▶ Selected extract
/---
Additional Information for Stockholders

In connection with the proposed transaction, Life Technologies intends to file a definitive proxy statement and other relevant materials with the SEC. Before making any voting decision with respect to the proposed transaction, stockholders of Life Technologies are urged to read the proxy statement and other relevant materials because these materials will contain important information about the proposed transaction. The proxy statement and other relevant materials, and any other documents filed by Life Technologies with the SEC, may be obtained free of charge at the SEC’s website at www.sec.gov or for free from Life Technologies by contacting (760) 603-7208 or ir@lifetech.com. Such documents are not currently available.

Participants in the Solicitation

Thermo Fisher and its directors and executive officers, and Life Technologies and its directors and executive officers, may be deemed to be participants in the solicitation of proxies from the holders of Life Technologies common stock in respect of the proposed transaction. Information about the directors and executive officers of Thermo Fisher is set forth in its proxy statement for Thermo Fisher’s 2013 Annual Meeting of stockholders, which was filed with the SEC on April 9, 2013. Information about the directors and executive officers of Life Technologies is set forth in the proxy statement for Life Technologies’ 2013 Annual Meeting of stockholders, which was filed with the SEC on March 15, 2013. Investors may obtain additional information regarding the interest of such participants by reading the proxy statement regarding the acquisition (once available).

Item 9.01 Financial Statements and Exhibits

(d) Exhibits.

 

Exhibit 2.1    Agreement and Plan of Merger, dated as of April 14, 2013, among Life Technologies Corporation, Thermo Fisher Scientific Inc. and Polpis Merger Sub Co.


SIGNATURES

Pursuant to the requirements of the Securities Exchange Act of 1934, the registrant has duly caused this report to be signed on its behalf by the undersigned hereunto duly authorized.

 

  THERMO FISHER SCIENTIFIC INC.
Date: April 16, 2013  
  By:  

/s/ Seth H. Hoogasian

  Name:   Seth H. Hoogasian
  Title:  

Senior Vice President, General Counsel

and Secretary


EXHIBIT INDEX

 

Exhibit

Number

  

Description

Exhibit 2.1    Agreement and Plan of Merger, dated as of April 14, 2013, among Life Technologies Corporation, Thermo Fisher Scientific Inc. and Polpis Merger Sub Co.
\---
▶ Required action A
In the filing, on what date was the proxy statement for Thermo Fisher's 2013 Annual Meeting of stockholders filed with the SEC?
▶ Required action B
In the filing, swap "duly authorized" for "properly authorized" and write out the passage from "(d) Exhibits." to "hereunto duly authorized.".
▶ Required action C
Why does the filing urge Life Technologies stockholders to read the proxy statement and other relevant materials before making a voting decision?
The dataset entries have no role in this work.

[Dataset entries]
/---
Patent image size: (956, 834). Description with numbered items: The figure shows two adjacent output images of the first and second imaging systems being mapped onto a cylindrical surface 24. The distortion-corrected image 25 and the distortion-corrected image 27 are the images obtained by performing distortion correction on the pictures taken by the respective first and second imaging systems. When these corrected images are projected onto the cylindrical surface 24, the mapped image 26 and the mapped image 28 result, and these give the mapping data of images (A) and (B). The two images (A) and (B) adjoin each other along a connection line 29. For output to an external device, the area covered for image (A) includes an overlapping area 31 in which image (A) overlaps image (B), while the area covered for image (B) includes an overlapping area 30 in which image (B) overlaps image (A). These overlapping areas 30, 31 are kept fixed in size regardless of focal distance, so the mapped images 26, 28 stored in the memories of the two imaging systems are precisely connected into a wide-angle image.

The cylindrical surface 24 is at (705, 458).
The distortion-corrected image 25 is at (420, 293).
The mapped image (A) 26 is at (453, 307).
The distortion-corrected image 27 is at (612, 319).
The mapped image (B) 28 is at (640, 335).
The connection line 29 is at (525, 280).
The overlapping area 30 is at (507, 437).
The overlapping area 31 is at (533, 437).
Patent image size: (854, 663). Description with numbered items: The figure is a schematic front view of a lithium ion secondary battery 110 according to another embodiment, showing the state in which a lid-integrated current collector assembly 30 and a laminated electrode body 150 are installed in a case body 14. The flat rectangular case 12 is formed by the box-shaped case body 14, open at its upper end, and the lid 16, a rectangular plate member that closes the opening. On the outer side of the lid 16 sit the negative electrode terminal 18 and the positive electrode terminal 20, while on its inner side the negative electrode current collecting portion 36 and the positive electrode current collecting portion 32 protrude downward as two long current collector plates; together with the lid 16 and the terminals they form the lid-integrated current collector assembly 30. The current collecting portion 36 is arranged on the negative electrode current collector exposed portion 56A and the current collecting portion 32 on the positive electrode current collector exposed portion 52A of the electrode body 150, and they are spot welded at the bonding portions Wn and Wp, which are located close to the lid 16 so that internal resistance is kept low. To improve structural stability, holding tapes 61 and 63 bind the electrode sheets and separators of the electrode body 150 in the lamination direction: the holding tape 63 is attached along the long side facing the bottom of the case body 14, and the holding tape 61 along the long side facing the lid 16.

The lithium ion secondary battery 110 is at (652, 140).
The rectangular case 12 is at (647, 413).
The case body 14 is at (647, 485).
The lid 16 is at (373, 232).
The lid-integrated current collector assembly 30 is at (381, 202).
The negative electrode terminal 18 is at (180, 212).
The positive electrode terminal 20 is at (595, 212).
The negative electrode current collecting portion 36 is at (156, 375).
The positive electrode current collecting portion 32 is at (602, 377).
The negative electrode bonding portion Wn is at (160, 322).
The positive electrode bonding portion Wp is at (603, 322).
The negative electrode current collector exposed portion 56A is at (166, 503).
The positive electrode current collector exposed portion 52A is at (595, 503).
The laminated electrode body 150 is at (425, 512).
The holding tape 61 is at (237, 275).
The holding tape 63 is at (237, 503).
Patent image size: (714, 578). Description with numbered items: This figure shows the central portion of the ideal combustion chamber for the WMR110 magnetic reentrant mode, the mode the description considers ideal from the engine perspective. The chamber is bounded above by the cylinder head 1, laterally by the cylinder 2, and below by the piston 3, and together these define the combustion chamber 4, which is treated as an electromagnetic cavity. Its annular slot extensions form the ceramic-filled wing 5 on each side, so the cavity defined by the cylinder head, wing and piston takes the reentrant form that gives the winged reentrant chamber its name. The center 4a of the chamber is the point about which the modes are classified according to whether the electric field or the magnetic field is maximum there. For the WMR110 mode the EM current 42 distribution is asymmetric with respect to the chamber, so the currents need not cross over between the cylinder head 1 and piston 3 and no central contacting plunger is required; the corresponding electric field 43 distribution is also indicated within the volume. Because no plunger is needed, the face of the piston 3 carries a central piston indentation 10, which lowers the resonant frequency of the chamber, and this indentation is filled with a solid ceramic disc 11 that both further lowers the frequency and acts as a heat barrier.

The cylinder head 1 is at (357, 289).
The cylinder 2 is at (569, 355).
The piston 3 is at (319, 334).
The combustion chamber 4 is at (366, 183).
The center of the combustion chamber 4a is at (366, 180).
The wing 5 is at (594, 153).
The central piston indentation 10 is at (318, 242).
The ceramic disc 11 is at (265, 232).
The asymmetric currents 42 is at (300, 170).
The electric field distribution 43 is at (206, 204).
\---
▶ Expected output A
April 9, 2013.

▶ Expected output B
(d) Exhibits.

 

Exhibit 2.1    Agreement and Plan of Merger, dated as of April 14, 2013, among Life Technologies Corporation, Thermo Fisher Scientific Inc. and Polpis Merger Sub Co.


SIGNATURES

Pursuant to the requirements of the Securities Exchange Act of 1934, the registrant has duly caused this report to be signed on its behalf by the undersigned hereunto properly authorized.

▶ Expected output C
Those materials will contain important information about the proposed transaction.